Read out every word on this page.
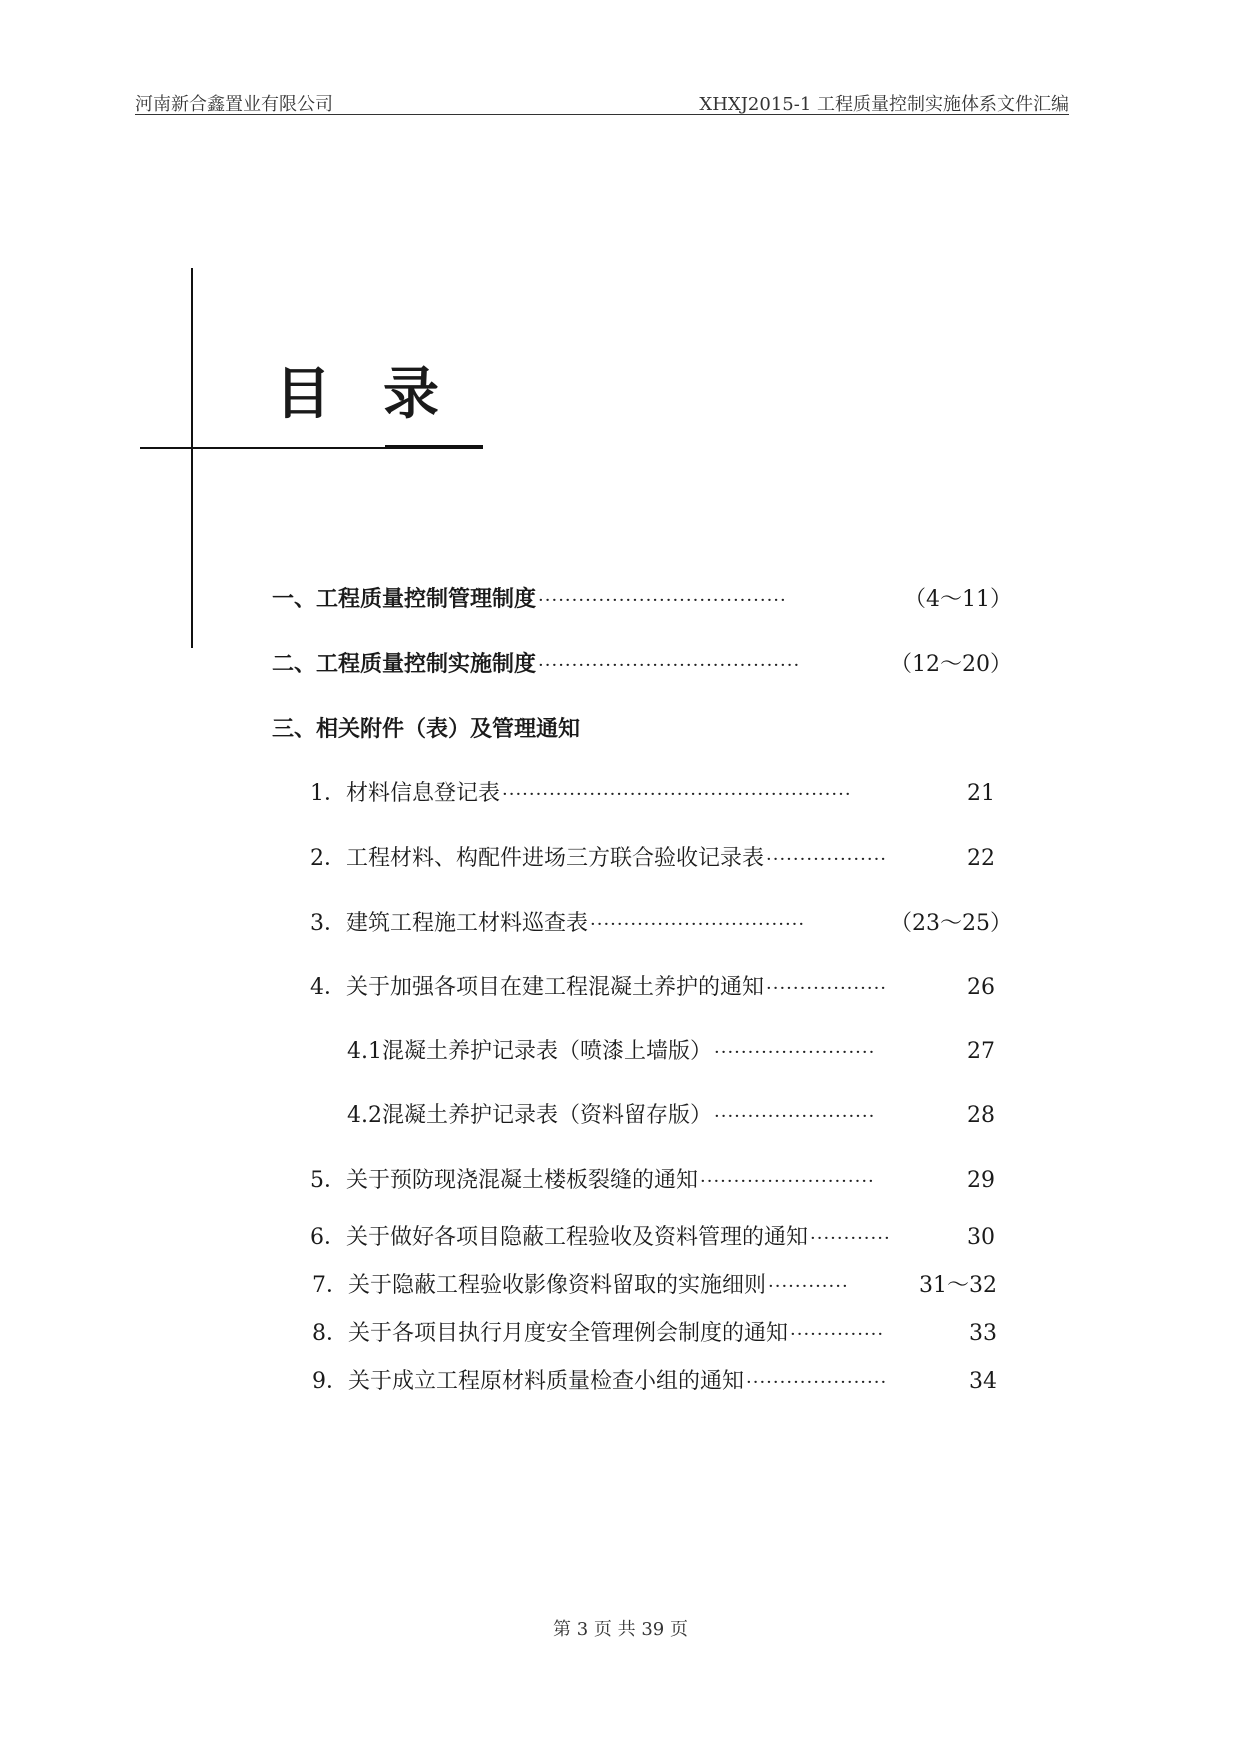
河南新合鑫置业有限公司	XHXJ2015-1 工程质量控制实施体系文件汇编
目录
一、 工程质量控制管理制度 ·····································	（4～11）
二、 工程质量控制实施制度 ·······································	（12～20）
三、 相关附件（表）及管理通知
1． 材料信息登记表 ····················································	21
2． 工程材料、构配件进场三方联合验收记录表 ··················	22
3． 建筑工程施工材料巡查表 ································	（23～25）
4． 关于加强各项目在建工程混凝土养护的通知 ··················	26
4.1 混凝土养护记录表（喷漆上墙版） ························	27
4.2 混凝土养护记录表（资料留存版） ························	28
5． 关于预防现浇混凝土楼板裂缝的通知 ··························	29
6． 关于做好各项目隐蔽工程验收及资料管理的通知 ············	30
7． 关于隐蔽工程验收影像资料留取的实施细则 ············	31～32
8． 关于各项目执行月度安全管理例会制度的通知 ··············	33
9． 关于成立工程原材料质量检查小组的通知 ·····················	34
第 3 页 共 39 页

--

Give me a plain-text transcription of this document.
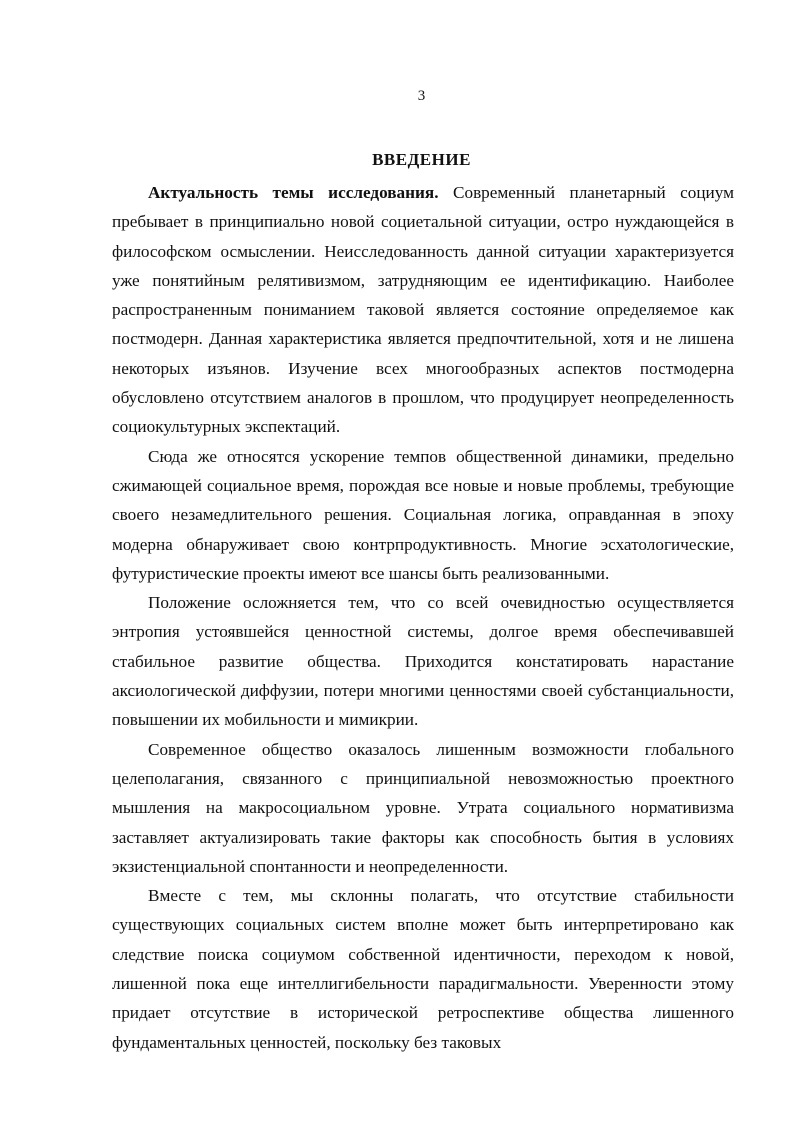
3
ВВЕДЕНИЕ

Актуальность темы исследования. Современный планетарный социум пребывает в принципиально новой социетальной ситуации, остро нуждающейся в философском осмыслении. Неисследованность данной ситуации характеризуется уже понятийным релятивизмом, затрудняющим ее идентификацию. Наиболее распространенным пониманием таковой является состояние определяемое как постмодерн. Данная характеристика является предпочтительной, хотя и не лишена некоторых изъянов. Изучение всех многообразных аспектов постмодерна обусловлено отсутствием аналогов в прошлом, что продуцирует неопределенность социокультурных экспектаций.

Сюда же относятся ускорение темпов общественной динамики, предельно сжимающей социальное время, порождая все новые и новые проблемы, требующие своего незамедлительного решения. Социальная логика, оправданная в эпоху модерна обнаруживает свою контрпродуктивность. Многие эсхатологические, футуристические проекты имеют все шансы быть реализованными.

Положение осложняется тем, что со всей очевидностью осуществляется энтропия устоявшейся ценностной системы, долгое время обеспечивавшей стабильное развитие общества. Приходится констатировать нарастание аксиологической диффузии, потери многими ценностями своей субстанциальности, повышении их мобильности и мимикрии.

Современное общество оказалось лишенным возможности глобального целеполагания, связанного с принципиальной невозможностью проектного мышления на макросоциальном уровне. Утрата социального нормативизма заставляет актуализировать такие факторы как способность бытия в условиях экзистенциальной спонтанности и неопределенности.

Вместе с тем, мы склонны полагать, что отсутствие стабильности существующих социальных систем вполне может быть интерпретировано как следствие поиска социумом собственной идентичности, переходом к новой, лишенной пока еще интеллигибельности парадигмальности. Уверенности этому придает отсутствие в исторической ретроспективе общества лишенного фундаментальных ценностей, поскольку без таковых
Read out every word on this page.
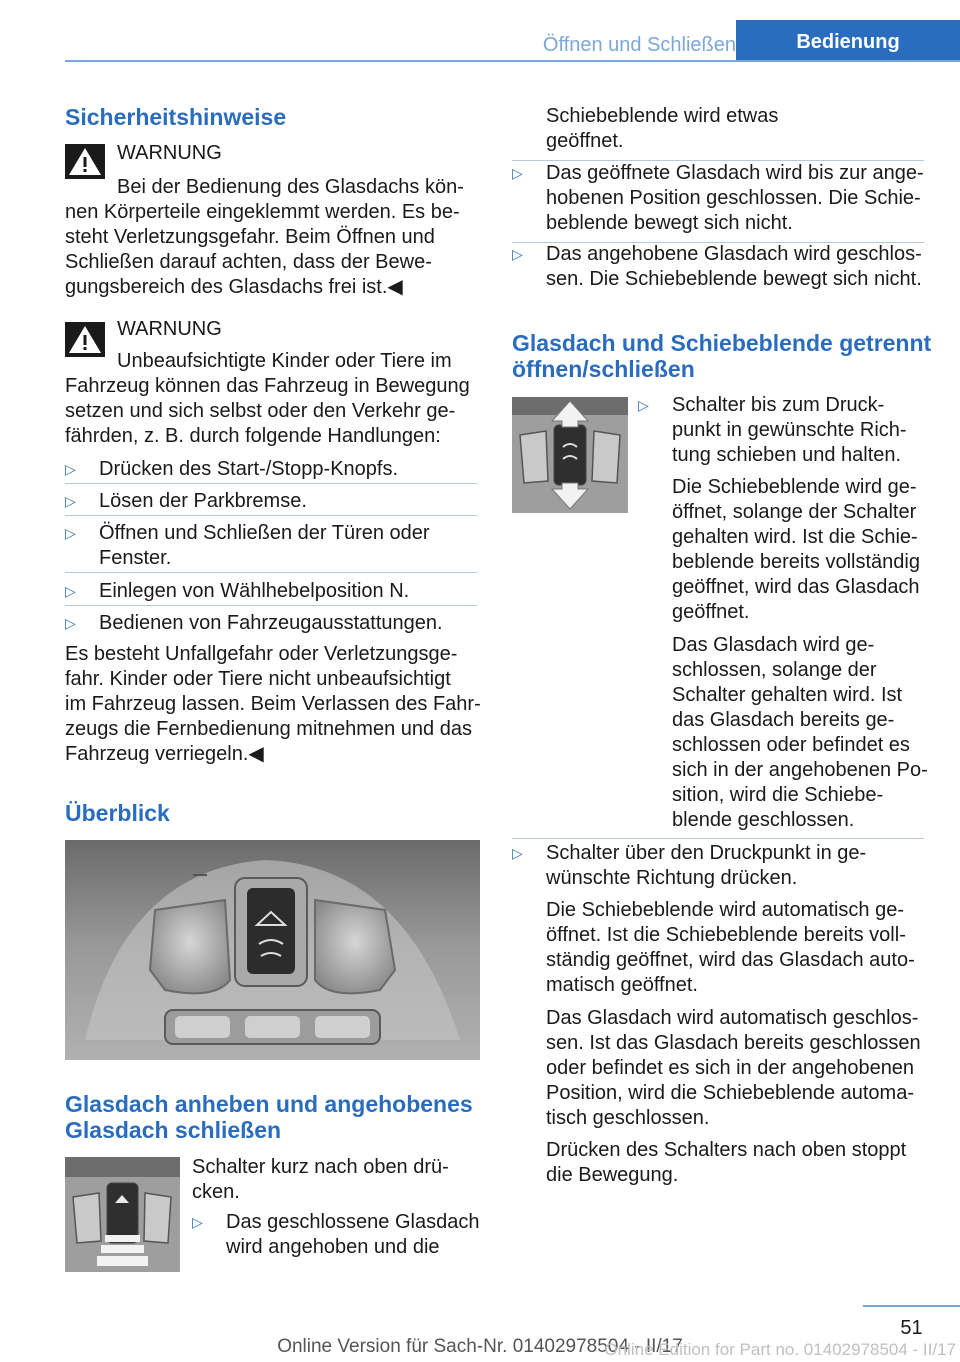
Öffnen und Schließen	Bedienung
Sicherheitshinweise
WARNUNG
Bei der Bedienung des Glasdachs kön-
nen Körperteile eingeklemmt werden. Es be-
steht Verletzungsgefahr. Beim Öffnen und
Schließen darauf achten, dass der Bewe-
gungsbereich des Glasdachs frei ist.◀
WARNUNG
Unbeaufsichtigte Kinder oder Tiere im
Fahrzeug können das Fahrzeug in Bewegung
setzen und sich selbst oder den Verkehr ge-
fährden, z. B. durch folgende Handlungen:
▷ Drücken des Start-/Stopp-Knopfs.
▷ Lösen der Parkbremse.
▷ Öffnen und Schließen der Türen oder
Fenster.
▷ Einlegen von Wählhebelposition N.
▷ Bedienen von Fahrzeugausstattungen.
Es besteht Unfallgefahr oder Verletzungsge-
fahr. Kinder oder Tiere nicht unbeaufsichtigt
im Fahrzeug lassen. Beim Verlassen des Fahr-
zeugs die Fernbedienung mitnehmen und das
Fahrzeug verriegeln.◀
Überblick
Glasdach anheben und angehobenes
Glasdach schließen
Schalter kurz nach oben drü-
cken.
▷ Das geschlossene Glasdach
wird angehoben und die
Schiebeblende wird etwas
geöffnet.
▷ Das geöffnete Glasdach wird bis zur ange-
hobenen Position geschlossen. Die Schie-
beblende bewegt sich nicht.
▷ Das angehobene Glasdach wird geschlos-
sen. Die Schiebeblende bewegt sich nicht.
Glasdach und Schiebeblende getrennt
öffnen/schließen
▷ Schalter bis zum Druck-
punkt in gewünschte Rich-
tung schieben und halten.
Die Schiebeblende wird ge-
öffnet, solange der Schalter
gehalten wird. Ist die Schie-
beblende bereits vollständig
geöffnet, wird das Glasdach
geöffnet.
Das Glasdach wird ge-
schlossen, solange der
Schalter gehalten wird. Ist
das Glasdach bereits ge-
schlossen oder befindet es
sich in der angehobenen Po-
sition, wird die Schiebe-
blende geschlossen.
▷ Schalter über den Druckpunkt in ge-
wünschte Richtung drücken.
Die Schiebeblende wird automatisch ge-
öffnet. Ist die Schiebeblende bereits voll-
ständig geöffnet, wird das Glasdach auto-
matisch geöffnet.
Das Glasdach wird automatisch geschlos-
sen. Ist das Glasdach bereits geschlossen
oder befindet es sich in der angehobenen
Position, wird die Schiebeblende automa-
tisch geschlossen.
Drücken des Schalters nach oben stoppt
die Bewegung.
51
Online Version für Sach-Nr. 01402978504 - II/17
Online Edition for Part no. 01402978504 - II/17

[Requirements]: Wherever the word "oder" occurs in a line of the listing, copy that line.

[Result]:
Unbeaufsichtigte Kinder oder Tiere im
setzen und sich selbst oder den Verkehr ge-
▷ Öffnen und Schließen der Türen oder
Es besteht Unfallgefahr oder Verletzungsge-
fahr. Kinder oder Tiere nicht unbeaufsichtigt
schlossen oder befindet es
oder befindet es sich in der angehobenen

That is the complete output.